- [WHAT YOU WILL DO]: Repeat the following lines exactly and nothing else: the line containing "Enumerate this chart's" and each line after it through the end of the listing.

----- SUPPLIED INFORMATION -----

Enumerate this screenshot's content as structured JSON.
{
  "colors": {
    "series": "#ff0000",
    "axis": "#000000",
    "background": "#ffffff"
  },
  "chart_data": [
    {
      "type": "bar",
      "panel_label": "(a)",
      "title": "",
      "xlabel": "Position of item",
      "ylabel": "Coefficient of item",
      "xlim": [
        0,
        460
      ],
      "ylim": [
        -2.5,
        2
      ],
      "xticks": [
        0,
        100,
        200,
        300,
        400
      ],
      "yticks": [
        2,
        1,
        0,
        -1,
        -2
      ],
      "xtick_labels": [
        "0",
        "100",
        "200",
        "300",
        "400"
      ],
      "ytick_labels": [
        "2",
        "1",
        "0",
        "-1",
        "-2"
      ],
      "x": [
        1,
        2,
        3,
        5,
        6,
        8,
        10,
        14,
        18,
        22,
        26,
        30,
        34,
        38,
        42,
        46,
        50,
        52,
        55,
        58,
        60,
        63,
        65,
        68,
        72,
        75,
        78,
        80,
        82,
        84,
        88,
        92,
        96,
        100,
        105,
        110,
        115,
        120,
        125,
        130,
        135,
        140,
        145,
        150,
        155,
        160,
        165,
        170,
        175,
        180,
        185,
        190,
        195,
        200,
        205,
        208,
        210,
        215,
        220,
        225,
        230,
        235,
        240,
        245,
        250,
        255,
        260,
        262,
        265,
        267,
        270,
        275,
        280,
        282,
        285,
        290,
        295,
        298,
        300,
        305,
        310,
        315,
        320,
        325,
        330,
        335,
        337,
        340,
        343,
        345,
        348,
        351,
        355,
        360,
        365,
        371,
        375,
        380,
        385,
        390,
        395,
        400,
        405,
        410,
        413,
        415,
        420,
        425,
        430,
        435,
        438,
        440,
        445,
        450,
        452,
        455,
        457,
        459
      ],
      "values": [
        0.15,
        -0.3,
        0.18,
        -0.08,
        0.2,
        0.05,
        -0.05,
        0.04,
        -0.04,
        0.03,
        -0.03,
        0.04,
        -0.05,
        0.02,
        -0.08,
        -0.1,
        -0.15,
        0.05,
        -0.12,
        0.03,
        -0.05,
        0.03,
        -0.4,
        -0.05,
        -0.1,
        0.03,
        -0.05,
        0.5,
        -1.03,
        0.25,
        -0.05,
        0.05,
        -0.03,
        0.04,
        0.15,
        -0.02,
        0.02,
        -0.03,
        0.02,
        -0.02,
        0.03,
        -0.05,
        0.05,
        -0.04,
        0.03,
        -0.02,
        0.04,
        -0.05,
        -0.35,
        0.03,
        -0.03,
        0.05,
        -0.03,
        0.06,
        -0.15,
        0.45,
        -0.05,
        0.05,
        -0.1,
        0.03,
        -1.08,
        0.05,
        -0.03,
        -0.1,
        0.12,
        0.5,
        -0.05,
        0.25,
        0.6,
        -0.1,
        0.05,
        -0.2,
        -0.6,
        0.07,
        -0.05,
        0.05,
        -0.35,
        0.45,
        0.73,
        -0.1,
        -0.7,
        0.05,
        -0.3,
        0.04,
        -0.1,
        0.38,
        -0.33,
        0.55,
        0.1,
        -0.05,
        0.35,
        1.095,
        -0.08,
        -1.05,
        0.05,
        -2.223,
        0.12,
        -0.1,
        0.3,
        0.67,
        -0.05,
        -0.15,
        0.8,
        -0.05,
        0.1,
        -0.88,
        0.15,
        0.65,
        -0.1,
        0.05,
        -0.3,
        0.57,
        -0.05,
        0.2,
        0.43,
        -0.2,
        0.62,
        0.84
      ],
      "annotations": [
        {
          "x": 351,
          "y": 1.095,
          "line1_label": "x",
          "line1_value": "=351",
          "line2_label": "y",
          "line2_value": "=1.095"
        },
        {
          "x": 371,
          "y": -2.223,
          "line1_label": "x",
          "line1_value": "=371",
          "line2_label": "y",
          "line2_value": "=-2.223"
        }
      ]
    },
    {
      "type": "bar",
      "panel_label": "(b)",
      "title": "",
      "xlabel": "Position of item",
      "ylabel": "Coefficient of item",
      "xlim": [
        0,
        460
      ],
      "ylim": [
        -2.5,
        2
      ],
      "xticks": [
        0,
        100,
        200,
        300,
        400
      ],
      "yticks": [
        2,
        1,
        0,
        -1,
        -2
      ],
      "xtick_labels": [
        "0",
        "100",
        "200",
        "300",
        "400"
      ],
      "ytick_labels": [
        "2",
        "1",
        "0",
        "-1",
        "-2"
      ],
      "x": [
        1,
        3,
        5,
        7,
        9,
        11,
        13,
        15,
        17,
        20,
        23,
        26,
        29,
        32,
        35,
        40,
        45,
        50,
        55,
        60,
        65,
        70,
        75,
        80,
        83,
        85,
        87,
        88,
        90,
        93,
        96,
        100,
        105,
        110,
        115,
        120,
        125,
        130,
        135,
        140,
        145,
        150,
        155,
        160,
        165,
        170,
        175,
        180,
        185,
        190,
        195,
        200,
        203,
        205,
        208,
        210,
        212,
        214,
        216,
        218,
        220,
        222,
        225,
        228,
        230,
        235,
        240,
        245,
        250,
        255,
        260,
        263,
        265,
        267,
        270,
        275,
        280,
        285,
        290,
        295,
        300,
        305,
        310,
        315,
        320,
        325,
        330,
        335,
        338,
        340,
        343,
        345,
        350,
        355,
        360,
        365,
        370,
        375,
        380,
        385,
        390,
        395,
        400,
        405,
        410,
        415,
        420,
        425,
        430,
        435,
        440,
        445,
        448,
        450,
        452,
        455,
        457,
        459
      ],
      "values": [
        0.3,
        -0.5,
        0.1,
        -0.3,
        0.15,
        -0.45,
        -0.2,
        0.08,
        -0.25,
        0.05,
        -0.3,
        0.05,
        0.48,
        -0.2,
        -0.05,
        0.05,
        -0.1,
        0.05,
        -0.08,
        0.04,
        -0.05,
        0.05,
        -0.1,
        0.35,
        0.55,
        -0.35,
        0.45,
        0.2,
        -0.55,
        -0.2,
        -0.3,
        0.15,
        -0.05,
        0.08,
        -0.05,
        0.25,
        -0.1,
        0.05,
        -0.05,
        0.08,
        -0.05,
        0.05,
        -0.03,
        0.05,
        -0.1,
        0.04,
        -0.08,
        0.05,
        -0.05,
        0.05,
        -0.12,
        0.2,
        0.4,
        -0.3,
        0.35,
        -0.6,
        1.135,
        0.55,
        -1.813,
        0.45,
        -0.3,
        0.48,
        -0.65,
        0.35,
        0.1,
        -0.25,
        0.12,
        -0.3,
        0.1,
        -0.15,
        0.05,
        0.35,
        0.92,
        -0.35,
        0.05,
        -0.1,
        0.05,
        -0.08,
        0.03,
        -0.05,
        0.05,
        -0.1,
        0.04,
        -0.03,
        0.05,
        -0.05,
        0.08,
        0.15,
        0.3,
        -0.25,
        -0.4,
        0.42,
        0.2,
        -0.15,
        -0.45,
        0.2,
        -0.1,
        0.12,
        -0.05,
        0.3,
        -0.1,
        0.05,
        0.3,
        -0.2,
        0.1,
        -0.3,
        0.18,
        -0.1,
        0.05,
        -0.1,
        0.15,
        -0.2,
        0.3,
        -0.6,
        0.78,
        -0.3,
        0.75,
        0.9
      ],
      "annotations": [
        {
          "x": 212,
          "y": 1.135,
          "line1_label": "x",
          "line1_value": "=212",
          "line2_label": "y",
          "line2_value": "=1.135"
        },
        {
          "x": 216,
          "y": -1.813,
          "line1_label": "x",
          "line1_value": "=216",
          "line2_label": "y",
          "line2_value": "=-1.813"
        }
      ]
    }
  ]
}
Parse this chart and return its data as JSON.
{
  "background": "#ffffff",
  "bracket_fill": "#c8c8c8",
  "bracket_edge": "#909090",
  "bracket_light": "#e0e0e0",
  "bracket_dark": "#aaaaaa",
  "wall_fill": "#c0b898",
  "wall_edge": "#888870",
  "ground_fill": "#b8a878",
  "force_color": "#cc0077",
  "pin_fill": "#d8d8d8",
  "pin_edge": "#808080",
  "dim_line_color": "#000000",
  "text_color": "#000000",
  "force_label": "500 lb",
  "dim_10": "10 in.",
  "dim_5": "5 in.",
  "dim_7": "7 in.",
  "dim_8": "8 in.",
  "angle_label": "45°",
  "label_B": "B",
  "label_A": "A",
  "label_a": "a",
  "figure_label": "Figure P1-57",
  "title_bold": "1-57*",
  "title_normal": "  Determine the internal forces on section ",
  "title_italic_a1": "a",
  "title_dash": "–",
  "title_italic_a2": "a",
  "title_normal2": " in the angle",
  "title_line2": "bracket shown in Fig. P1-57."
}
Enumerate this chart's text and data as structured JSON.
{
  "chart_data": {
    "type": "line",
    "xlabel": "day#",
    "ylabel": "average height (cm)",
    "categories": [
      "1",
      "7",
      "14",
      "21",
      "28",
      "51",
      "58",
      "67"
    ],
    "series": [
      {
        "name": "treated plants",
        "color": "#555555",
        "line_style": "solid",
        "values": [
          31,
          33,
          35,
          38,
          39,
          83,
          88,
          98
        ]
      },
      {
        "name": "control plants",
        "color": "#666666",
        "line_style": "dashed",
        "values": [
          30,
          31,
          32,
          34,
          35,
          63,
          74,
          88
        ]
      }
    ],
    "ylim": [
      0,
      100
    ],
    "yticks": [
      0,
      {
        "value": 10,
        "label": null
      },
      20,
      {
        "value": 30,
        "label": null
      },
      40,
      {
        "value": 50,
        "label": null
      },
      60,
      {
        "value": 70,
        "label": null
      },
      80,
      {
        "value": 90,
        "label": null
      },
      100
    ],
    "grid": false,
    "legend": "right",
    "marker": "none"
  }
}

-----

- [REPLY]:
Enumerate this chart's text and data as structured JSON.
{
  "chart_data": {
    "type": "line",
    "xlabel": "day#",
    "ylabel": "average height (cm)",
    "categories": [
      "1",
      "7",
      "14",
      "21",
      "28",
      "51",
      "58",
      "67"
    ],
    "series": [
      {
        "name": "treated plants",
        "color": "#555555",
        "line_style": "solid",
        "values": [
          31,
          33,
          35,
          38,
          39,
          83,
          88,
          98
        ]
      },
      {
        "name": "control plants",
        "color": "#666666",
        "line_style": "dashed",
        "values": [
          30,
          31,
          32,
          34,
          35,
          63,
          74,
          88
        ]
      }
    ],
    "ylim": [
      0,
      100
    ],
    "yticks": [
      0,
      {
        "value": 10,
        "label": null
      },
      20,
      {
        "value": 30,
        "label": null
      },
      40,
      {
        "value": 50,
        "label": null
      },
      60,
      {
        "value": 70,
        "label": null
      },
      80,
      {
        "value": 90,
        "label": null
      },
      100
    ],
    "grid": false,
    "legend": "right",
    "marker": "none"
  }
}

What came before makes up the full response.